Excerpted records:
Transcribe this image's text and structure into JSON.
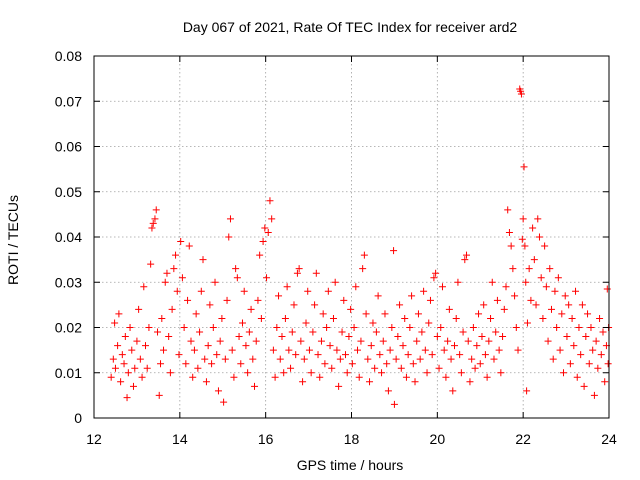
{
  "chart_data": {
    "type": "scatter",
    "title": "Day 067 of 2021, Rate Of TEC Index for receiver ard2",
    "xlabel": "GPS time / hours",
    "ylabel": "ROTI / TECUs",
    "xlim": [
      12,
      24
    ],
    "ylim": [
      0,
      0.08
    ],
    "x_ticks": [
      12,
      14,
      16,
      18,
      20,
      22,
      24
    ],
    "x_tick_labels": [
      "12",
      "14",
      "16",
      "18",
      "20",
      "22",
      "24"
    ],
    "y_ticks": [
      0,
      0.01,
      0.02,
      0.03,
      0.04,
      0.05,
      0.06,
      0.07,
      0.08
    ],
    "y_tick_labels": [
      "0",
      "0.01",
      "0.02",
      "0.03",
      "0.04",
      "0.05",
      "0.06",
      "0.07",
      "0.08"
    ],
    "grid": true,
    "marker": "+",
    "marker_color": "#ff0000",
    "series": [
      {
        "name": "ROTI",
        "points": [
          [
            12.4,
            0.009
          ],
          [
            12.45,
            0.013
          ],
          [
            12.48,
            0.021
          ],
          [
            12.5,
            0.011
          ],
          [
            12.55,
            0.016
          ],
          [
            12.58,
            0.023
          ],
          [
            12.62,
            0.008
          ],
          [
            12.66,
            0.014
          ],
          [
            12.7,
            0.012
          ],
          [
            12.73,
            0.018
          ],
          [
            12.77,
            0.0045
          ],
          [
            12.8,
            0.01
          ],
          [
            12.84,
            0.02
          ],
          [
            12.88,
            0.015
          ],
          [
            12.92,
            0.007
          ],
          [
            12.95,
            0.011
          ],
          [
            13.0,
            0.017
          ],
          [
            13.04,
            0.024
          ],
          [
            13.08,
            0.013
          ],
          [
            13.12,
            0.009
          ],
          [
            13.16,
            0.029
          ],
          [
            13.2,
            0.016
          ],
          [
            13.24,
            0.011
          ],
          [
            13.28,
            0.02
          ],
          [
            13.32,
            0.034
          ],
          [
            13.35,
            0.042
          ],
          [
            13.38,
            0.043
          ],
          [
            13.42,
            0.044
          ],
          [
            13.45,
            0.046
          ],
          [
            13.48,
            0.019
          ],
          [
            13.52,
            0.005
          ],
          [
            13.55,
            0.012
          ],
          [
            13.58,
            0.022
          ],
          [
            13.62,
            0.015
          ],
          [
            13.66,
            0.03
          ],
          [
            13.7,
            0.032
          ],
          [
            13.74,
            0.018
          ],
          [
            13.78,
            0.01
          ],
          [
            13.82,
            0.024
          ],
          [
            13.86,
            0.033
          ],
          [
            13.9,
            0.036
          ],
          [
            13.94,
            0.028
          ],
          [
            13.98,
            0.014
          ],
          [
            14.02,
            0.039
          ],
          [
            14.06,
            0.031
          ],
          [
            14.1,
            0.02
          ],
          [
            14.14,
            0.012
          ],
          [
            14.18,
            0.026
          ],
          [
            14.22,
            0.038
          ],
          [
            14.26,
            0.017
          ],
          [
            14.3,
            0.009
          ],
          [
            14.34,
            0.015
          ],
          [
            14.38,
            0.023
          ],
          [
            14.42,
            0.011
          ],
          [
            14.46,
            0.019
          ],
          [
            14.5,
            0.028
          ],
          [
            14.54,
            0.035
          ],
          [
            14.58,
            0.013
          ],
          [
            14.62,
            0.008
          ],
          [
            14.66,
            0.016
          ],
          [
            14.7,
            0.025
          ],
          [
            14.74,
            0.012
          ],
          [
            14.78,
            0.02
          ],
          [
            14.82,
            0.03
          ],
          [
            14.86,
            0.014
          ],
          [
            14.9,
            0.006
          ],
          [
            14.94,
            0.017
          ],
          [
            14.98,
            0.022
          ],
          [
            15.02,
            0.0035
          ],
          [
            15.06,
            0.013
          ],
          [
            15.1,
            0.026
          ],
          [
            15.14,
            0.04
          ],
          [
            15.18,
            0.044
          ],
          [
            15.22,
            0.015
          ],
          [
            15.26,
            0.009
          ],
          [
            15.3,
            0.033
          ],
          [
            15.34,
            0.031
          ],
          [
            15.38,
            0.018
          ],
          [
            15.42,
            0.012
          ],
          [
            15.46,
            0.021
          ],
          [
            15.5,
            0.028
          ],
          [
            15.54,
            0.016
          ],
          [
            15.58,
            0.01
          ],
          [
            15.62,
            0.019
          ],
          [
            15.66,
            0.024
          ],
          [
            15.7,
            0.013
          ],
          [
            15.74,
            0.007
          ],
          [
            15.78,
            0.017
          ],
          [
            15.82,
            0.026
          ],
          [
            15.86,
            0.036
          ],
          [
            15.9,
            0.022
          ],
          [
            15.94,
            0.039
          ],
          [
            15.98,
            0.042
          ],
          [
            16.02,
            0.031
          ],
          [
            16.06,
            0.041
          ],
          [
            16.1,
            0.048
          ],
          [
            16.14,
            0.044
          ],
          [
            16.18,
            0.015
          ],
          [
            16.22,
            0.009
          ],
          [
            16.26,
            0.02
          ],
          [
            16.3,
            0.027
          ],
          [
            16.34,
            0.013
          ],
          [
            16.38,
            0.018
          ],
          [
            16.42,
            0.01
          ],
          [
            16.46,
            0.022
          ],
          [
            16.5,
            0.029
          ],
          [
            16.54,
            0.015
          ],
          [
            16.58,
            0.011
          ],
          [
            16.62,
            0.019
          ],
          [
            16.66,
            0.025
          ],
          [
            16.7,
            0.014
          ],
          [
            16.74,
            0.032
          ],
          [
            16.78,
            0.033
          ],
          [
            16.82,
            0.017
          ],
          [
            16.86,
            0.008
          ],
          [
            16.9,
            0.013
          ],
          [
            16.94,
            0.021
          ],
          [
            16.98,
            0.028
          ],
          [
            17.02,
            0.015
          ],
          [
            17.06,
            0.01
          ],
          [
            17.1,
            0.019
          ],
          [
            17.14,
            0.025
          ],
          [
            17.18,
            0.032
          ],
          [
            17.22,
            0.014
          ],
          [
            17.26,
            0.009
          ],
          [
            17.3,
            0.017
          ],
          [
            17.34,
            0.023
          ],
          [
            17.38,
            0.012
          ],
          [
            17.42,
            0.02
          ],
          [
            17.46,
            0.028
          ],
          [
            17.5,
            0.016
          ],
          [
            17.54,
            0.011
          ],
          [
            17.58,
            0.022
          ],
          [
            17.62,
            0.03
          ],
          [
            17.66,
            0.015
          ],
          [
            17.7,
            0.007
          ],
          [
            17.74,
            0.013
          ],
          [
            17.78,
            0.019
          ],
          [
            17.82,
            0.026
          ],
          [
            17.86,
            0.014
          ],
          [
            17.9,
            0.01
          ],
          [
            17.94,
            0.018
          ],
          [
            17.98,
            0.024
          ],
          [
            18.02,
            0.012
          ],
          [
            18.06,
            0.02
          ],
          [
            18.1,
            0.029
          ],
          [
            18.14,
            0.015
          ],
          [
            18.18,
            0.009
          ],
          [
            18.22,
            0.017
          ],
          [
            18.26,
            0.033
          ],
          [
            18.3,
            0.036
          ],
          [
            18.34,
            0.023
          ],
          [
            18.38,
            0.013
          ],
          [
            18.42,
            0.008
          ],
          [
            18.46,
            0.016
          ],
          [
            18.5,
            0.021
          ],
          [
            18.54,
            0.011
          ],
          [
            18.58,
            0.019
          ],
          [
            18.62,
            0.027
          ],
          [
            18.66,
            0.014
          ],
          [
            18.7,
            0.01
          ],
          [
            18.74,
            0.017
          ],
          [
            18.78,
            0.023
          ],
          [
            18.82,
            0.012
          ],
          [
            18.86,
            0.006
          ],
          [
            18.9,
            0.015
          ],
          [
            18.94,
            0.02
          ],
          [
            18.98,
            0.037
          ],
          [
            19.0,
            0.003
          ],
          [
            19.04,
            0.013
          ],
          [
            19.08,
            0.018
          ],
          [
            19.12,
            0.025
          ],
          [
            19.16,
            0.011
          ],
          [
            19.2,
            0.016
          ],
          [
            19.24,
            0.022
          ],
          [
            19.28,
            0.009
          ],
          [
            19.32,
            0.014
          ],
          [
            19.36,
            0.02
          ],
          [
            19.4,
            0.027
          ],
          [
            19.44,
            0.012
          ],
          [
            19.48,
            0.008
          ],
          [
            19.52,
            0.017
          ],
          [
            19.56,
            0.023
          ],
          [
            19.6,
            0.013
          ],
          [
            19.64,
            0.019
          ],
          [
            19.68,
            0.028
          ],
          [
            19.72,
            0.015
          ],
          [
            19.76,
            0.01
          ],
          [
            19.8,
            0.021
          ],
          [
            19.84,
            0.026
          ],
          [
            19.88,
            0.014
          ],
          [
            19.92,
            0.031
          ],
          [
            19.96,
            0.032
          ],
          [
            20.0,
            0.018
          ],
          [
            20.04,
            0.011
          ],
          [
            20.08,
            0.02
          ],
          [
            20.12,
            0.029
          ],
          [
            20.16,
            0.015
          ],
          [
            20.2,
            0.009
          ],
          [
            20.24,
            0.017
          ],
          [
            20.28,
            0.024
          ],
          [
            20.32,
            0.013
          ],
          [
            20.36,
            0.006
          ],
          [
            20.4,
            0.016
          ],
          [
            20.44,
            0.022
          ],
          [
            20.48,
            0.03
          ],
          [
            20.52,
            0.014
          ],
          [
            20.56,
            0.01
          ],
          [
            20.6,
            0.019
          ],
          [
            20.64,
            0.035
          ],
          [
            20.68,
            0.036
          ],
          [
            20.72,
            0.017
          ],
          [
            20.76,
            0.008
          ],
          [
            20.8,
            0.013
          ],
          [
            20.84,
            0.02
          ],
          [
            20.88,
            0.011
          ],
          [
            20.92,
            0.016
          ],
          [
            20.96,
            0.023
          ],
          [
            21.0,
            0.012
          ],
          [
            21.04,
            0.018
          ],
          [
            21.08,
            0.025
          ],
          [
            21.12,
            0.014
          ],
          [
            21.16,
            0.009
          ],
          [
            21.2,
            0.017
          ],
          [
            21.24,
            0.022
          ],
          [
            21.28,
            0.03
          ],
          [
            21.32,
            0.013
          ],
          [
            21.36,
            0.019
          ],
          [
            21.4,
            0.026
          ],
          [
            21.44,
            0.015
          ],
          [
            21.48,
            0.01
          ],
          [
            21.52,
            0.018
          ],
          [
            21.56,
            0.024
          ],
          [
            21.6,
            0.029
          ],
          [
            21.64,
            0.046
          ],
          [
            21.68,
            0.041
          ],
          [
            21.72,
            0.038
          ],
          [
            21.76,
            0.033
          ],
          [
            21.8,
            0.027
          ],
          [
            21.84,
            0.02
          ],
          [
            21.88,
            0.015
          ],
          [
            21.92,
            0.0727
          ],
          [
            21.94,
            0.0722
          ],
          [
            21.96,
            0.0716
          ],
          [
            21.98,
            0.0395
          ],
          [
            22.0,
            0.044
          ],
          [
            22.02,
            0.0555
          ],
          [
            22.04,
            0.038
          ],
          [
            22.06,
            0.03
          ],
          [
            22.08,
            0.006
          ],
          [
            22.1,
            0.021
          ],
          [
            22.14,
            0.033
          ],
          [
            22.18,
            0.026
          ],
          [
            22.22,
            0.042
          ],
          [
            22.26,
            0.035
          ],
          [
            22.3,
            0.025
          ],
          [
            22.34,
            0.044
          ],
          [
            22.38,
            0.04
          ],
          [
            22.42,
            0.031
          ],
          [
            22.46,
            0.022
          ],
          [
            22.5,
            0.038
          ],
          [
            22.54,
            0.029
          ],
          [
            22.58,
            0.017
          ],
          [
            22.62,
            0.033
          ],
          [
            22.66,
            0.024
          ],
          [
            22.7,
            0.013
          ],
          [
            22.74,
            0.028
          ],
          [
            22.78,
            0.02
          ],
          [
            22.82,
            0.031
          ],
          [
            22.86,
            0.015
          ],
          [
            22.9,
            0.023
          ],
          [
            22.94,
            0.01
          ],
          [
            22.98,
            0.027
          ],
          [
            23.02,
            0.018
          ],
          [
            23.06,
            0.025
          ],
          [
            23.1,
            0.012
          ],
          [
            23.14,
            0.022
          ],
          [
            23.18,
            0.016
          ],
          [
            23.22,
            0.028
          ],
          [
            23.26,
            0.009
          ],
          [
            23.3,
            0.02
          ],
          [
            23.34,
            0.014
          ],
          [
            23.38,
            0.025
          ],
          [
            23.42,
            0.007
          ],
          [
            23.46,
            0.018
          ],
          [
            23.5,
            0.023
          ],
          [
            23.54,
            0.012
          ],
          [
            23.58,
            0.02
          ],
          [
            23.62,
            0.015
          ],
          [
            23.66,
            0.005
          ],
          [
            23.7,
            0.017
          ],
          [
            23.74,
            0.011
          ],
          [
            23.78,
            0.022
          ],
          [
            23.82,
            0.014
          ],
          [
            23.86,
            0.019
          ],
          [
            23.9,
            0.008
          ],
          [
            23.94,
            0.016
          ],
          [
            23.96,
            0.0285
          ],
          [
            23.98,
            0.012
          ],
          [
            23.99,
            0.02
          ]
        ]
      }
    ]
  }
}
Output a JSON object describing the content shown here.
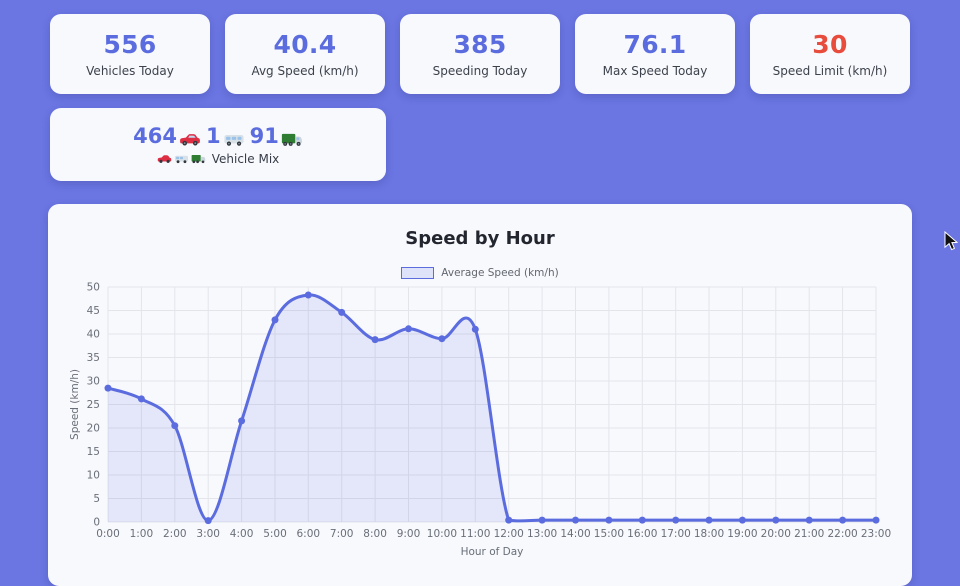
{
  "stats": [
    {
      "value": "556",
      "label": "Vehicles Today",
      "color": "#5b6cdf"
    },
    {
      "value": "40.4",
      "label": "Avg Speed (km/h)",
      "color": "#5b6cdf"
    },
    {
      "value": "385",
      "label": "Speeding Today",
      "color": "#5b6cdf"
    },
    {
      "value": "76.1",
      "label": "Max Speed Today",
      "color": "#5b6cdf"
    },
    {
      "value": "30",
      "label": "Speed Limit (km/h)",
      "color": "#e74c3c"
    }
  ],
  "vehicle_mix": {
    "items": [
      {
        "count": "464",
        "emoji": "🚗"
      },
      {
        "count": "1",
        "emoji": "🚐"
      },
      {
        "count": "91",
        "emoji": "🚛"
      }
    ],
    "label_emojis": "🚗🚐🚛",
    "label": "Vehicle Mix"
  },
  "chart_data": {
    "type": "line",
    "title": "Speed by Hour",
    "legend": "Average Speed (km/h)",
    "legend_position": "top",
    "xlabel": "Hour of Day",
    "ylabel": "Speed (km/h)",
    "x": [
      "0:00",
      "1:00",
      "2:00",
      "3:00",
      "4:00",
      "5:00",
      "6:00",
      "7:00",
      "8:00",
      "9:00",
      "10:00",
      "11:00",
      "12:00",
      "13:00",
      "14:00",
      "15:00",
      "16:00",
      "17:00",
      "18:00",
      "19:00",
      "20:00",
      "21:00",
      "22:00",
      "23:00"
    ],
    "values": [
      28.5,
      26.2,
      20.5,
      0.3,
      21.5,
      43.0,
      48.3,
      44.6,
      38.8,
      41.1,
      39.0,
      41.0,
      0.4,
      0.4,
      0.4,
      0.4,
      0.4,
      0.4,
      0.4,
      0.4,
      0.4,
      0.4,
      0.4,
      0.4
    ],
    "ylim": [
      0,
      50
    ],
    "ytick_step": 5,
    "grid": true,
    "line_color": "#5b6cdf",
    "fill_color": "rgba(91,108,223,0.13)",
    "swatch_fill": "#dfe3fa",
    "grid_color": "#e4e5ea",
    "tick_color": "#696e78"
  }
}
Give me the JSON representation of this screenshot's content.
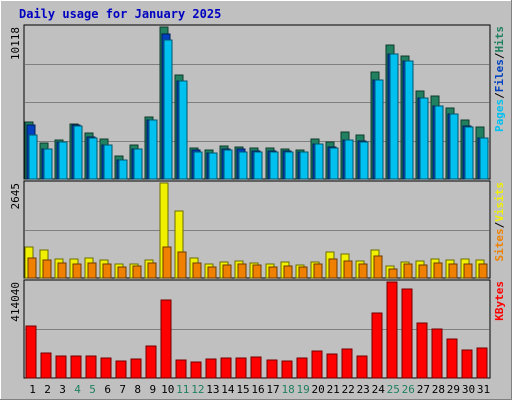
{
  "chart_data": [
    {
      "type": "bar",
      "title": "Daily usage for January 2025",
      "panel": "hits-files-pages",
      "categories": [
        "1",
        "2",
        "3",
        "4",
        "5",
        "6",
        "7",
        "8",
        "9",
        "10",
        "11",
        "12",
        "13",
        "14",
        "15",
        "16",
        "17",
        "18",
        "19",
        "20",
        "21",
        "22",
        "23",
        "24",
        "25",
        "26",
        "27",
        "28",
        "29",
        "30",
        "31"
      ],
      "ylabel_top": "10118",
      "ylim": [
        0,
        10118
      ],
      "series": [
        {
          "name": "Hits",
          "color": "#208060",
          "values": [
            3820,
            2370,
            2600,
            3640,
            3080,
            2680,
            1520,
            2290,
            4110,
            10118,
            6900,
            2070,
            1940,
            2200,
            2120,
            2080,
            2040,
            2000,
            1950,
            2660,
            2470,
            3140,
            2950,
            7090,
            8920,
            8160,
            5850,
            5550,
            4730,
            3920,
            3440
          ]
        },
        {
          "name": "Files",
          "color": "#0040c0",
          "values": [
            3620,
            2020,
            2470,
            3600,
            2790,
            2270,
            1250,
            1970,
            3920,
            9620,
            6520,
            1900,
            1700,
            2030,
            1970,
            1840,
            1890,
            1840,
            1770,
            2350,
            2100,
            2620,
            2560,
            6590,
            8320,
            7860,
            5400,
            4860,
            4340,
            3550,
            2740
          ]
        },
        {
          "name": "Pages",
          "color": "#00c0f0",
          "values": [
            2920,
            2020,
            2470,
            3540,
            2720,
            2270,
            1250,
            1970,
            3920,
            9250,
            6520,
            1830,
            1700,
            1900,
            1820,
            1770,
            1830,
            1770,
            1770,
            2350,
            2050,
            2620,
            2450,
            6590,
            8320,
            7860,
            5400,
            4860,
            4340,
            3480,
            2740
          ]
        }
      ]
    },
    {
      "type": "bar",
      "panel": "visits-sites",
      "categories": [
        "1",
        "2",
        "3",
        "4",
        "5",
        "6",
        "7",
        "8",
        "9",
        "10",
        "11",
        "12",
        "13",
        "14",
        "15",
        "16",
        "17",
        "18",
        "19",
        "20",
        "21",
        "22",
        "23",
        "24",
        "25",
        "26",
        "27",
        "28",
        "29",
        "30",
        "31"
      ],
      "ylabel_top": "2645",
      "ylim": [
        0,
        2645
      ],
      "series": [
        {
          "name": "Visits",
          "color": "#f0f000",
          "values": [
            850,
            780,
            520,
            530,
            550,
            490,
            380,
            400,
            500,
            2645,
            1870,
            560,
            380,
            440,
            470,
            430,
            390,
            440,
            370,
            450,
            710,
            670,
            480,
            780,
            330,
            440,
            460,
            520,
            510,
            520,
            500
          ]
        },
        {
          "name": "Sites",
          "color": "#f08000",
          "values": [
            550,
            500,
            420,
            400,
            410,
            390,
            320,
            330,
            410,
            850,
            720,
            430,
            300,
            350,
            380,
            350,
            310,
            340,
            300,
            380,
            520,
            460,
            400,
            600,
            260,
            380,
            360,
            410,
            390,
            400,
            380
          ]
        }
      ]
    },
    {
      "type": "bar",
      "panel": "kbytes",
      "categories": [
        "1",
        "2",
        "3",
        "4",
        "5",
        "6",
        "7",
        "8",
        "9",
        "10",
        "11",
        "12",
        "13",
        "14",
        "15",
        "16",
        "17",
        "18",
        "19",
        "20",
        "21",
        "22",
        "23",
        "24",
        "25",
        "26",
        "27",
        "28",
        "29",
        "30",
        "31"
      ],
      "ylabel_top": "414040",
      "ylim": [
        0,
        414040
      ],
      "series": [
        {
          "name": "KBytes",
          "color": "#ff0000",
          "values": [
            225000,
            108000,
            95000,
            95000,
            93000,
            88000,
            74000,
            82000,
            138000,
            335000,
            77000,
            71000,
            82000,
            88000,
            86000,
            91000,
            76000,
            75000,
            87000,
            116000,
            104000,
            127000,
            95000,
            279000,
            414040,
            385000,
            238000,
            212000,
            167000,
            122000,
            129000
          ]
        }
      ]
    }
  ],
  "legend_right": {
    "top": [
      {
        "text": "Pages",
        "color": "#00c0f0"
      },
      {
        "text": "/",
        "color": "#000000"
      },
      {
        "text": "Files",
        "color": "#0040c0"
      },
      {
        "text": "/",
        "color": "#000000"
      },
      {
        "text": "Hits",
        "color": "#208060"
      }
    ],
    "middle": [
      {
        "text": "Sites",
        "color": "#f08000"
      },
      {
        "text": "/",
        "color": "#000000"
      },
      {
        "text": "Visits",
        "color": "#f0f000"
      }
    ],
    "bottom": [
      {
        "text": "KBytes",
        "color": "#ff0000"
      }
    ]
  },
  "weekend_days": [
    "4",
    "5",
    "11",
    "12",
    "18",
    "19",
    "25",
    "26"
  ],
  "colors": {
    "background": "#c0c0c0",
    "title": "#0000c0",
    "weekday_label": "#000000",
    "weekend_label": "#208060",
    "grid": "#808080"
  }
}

Goal: Find every line that has "name" in it, then return those lines.

Final answer:
        "name": "ROTI",
          "name": "Hits",
          "name": "Files",
          "name": "Pages",
          "name": "Visits",
          "name": "Sites",
          "name": "KBytes",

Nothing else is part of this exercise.